DIRECTIONS FOR THIS TASK: From the listing that follows, output everything exactly except the pictures.

RECORDS SHOWN:
····················

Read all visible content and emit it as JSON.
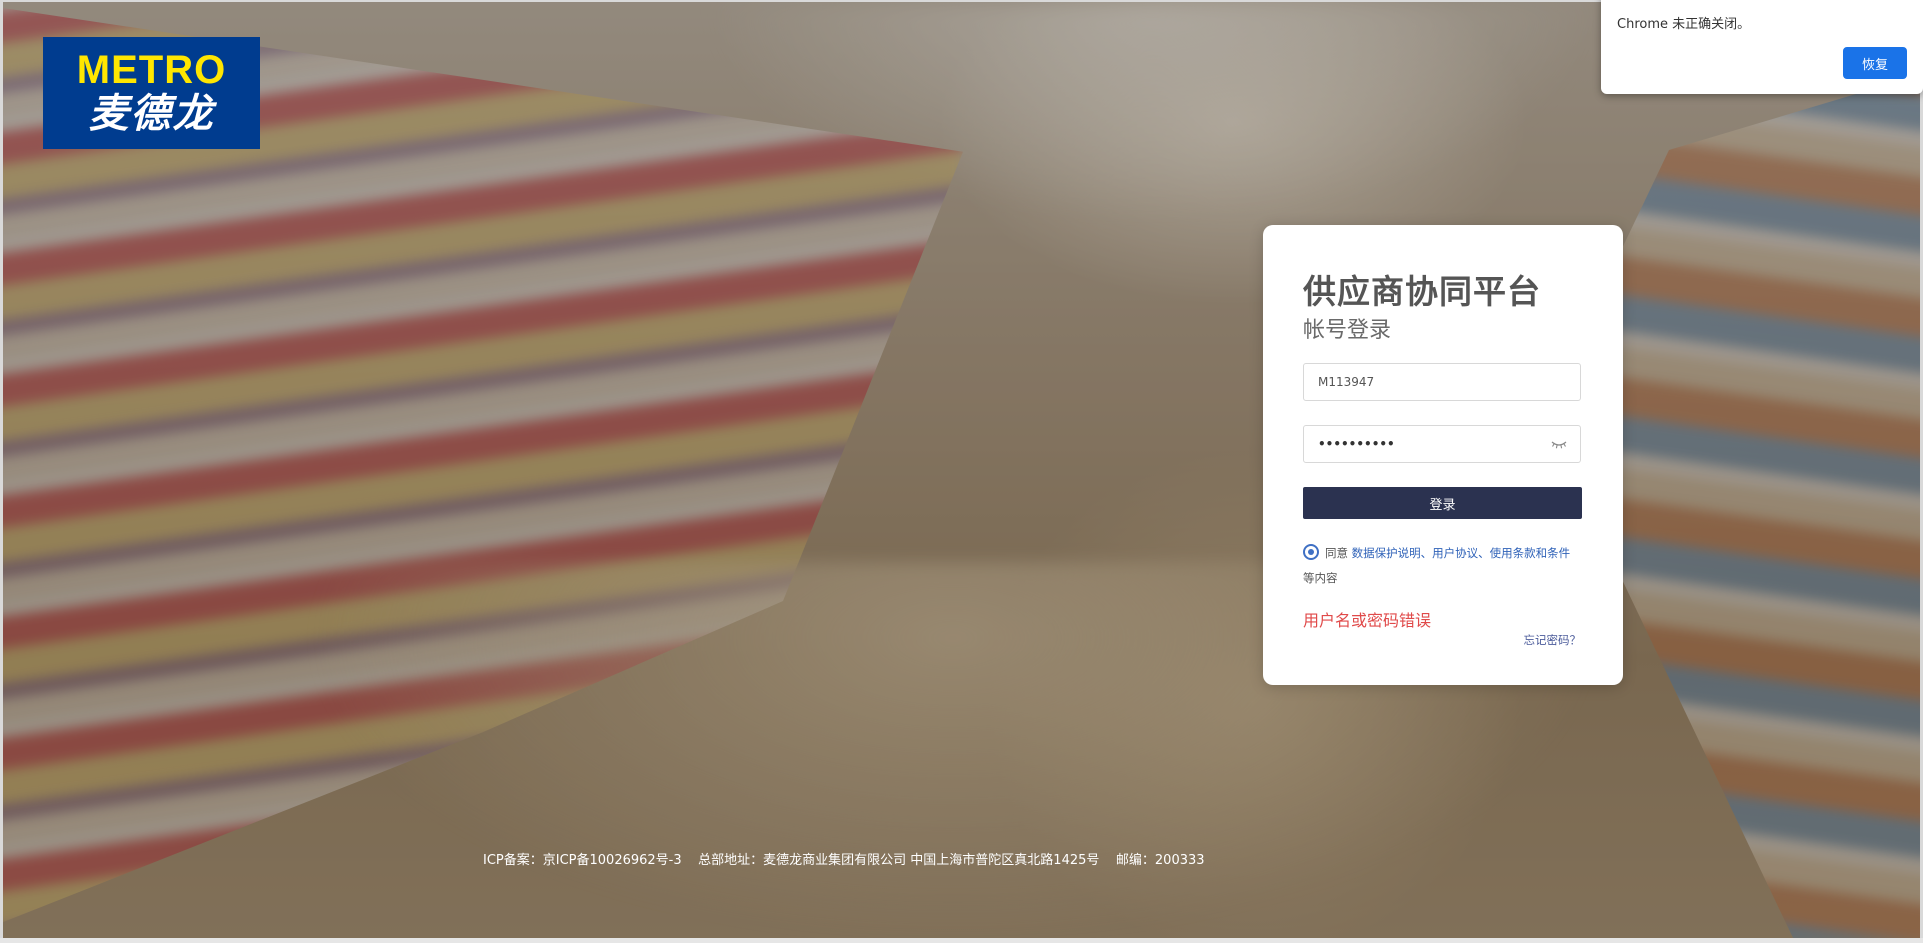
{
  "logo": {
    "brand": "METRO",
    "name_cn": "麦德龙"
  },
  "restore_popup": {
    "message": "Chrome 未正确关闭。",
    "button_label": "恢复"
  },
  "login": {
    "title": "供应商协同平台",
    "subtitle": "帐号登录",
    "username_value": "M113947",
    "password_mask": "••••••••••",
    "submit_label": "登录",
    "agree_prefix": "同意 ",
    "agree_links": "数据保护说明、用户协议、使用条款和条件",
    "agree_suffix": "等内容",
    "error_message": "用户名或密码错误",
    "forgot_password": "忘记密码？"
  },
  "footer": {
    "text": "ICP备案：京ICP备10026962号-3    总部地址：麦德龙商业集团有限公司 中国上海市普陀区真北路1425号    邮编：200333"
  },
  "colors": {
    "logo_bg": "#003c8f",
    "logo_brand": "#ffe600",
    "login_button": "#2b3250",
    "error_text": "#e04a4a",
    "link_text": "#2f62b8",
    "restore_button": "#1a73e8"
  },
  "icons": {
    "password_toggle": "eye-closed-icon",
    "agree_radio": "radio-checked-icon"
  }
}
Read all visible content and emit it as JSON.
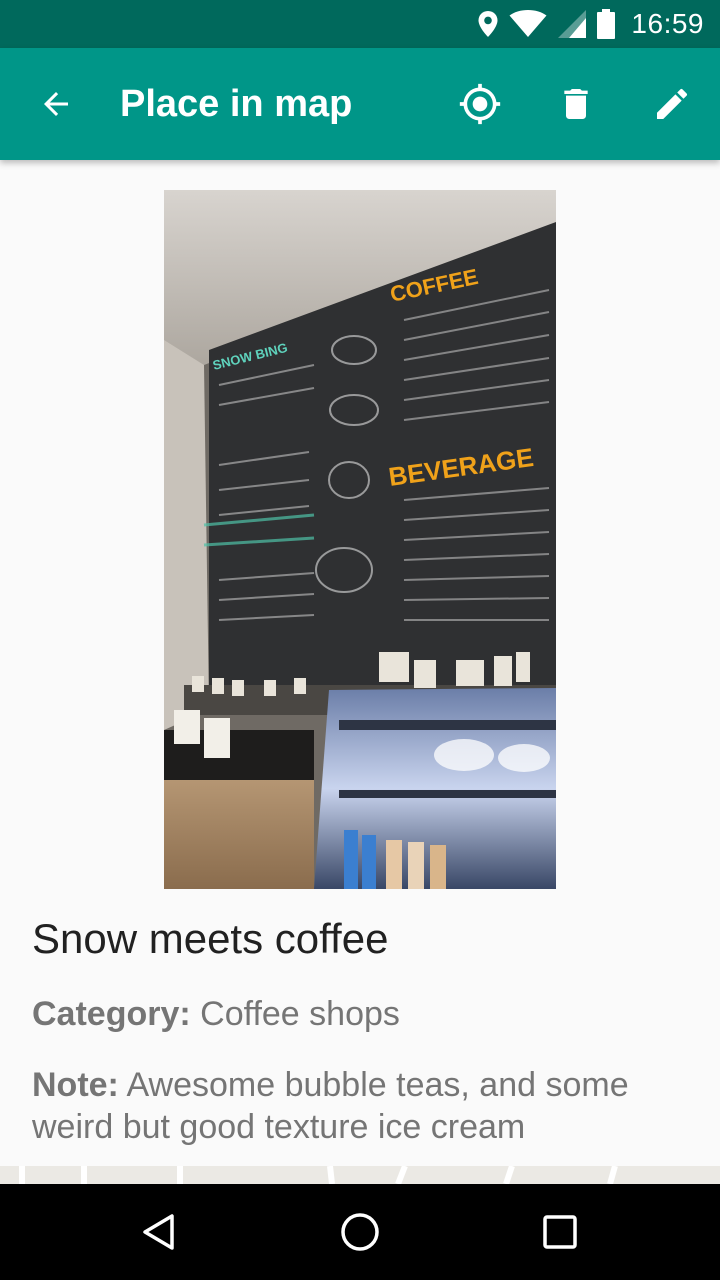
{
  "status_bar": {
    "time": "16:59",
    "icons": [
      "location-icon",
      "wifi-icon",
      "signal-icon",
      "battery-icon"
    ]
  },
  "app_bar": {
    "title": "Place in map",
    "icons": [
      "back-arrow-icon",
      "my-location-icon",
      "delete-icon",
      "edit-icon"
    ]
  },
  "place": {
    "photo_text": {
      "board_left": "SNOW BING",
      "board_top": "COFFEE",
      "board_mid": "BEVERAGE"
    },
    "name": "Snow meets coffee",
    "category_label": "Category:",
    "category_value": "Coffee shops",
    "note_label": "Note:",
    "note_value": "Awesome bubble teas, and some weird but good texture ice cream"
  },
  "nav_bar": {
    "icons": [
      "nav-back-icon",
      "nav-home-icon",
      "nav-recents-icon"
    ]
  },
  "colors": {
    "status_bar": "#00695c",
    "app_bar": "#009688",
    "background": "#fafafa",
    "title_text": "#212121",
    "secondary_text": "#757575"
  }
}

····················

RESPONSE FOR THIS EXERCISE:
Read all visible content and emit it as JSON.
{
  "logo": {
    "brand": "METRO",
    "name_cn": "麦德龙"
  },
  "restore_popup": {
    "message": "Chrome 未正确关闭。",
    "button_label": "恢复"
  },
  "login": {
    "title": "供应商协同平台",
    "subtitle": "帐号登录",
    "username_value": "M113947",
    "password_mask": "••••••••••",
    "submit_label": "登录",
    "agree_prefix": "同意 ",
    "agree_links": "数据保护说明、用户协议、使用条款和条件",
    "agree_suffix": "等内容",
    "error_message": "用户名或密码错误",
    "forgot_password": "忘记密码？"
  },
  "footer": {
    "text": "ICP备案：京ICP备10026962号-3    总部地址：麦德龙商业集团有限公司 中国上海市普陀区真北路1425号    邮编：200333"
  },
  "colors": {
    "logo_bg": "#003c8f",
    "logo_brand": "#ffe600",
    "login_button": "#2b3250",
    "error_text": "#e04a4a",
    "link_text": "#2f62b8",
    "restore_button": "#1a73e8"
  },
  "icons": {
    "password_toggle": "eye-closed-icon",
    "agree_radio": "radio-checked-icon"
  }
}
Read all visible content and emit it as JSON.
{
  "status_bar": {
    "time": "16:59",
    "icons": [
      "location-icon",
      "wifi-icon",
      "signal-icon",
      "battery-icon"
    ]
  },
  "app_bar": {
    "title": "Place in map",
    "icons": [
      "back-arrow-icon",
      "my-location-icon",
      "delete-icon",
      "edit-icon"
    ]
  },
  "place": {
    "photo_text": {
      "board_left": "SNOW BING",
      "board_top": "COFFEE",
      "board_mid": "BEVERAGE"
    },
    "name": "Snow meets coffee",
    "category_label": "Category:",
    "category_value": "Coffee shops",
    "note_label": "Note:",
    "note_value": "Awesome bubble teas, and some weird but good texture ice cream"
  },
  "nav_bar": {
    "icons": [
      "nav-back-icon",
      "nav-home-icon",
      "nav-recents-icon"
    ]
  },
  "colors": {
    "status_bar": "#00695c",
    "app_bar": "#009688",
    "background": "#fafafa",
    "title_text": "#212121",
    "secondary_text": "#757575"
  }
}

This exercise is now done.